Annotated element entries:
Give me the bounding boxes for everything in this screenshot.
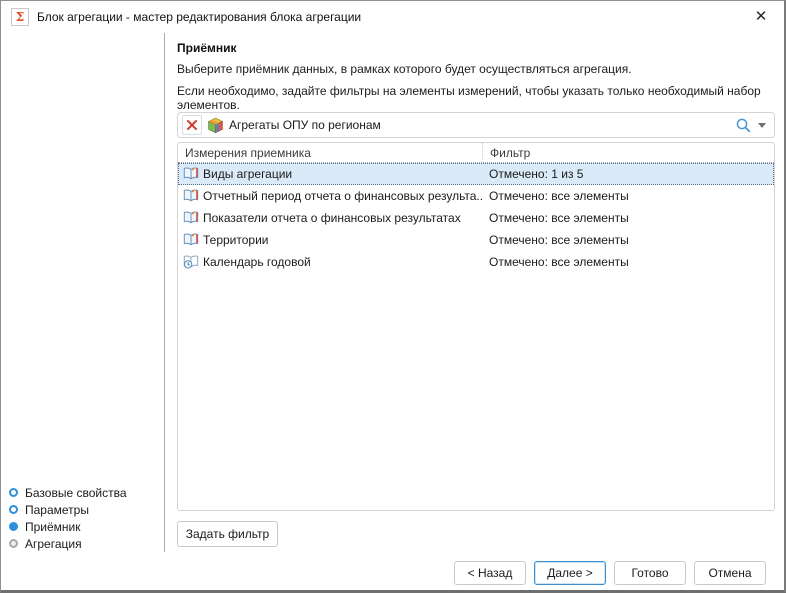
olap-cube-icon (207, 117, 224, 134)
column-header-dimensions[interactable]: Измерения приемника (178, 143, 482, 162)
calendar-book-icon (182, 254, 199, 270)
sidebar-divider (164, 33, 165, 552)
column-header-filter[interactable]: Фильтр (482, 143, 774, 162)
dimension-book-icon (182, 166, 199, 182)
step-basic-properties[interactable]: Базовые свойства (9, 484, 159, 501)
set-filter-button[interactable]: Задать фильтр (177, 521, 278, 547)
clear-consumer-icon[interactable] (182, 115, 202, 135)
cancel-button[interactable]: Отмена (694, 561, 766, 585)
dimension-book-icon (182, 188, 199, 204)
app-sigma-icon: Σ (11, 8, 29, 26)
step-bullet-icon (9, 539, 18, 548)
step-aggregation[interactable]: Агрегация (9, 535, 159, 552)
step-consumer[interactable]: Приёмник (9, 518, 159, 535)
wizard-steps: Базовые свойства Параметры Приёмник Агре… (9, 484, 159, 552)
table-row[interactable]: Отчетный период отчета о финансовых резу… (178, 185, 774, 207)
table-row[interactable]: Виды агрегации Отмечено: 1 из 5 (178, 163, 774, 185)
page-title: Приёмник (177, 41, 237, 55)
dimensions-table: Измерения приемника Фильтр Виды агрегаци… (177, 142, 775, 511)
page-description-2: Если необходимо, задайте фильтры на элем… (177, 84, 784, 112)
table-row[interactable]: Календарь годовой Отмечено: все элементы (178, 251, 774, 273)
step-parameters[interactable]: Параметры (9, 501, 159, 518)
dimension-book-icon (182, 210, 199, 226)
search-consumer-button[interactable] (731, 117, 770, 134)
table-row[interactable]: Территории Отмечено: все элементы (178, 229, 774, 251)
dimension-book-icon (182, 232, 199, 248)
footer-buttons: < Назад Далее > Готово Отмена (454, 561, 766, 585)
consumer-combobox[interactable]: Агрегаты ОПУ по регионам (177, 112, 775, 138)
page-description-1: Выберите приёмник данных, в рамках котор… (177, 62, 632, 76)
dialog-window: Σ Блок агрегации - мастер редактирования… (0, 0, 786, 593)
finish-button[interactable]: Готово (614, 561, 686, 585)
caret-down-icon (758, 123, 766, 128)
step-bullet-icon (9, 505, 18, 514)
magnifier-icon (735, 117, 752, 134)
step-bullet-icon (9, 488, 18, 497)
table-header: Измерения приемника Фильтр (178, 143, 774, 163)
next-button[interactable]: Далее > (534, 561, 606, 585)
close-icon[interactable]: ✕ (746, 4, 776, 30)
table-row[interactable]: Показатели отчета о финансовых результат… (178, 207, 774, 229)
window-title: Блок агрегации - мастер редактирования б… (37, 1, 361, 33)
title-bar: Σ Блок агрегации - мастер редактирования… (1, 1, 784, 33)
step-bullet-icon (9, 522, 18, 531)
consumer-value: Агрегаты ОПУ по регионам (229, 118, 726, 132)
back-button[interactable]: < Назад (454, 561, 526, 585)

§ **Short task**
Copy the lines of the data above verbatim, starting at the line containing "olap-cube-icon (207, 117, 224, 134)" and ending at the line containing "dimension-book-icon (182, 166, 199, 182)", both included.

§ **Reply**
olap-cube-icon (207, 117, 224, 134)
column-header-dimensions[interactable]: Измерения приемника (178, 143, 482, 162)
calendar-book-icon (182, 254, 199, 270)
sidebar-divider (164, 33, 165, 552)
column-header-filter[interactable]: Фильтр (482, 143, 774, 162)
dimension-book-icon (182, 166, 199, 182)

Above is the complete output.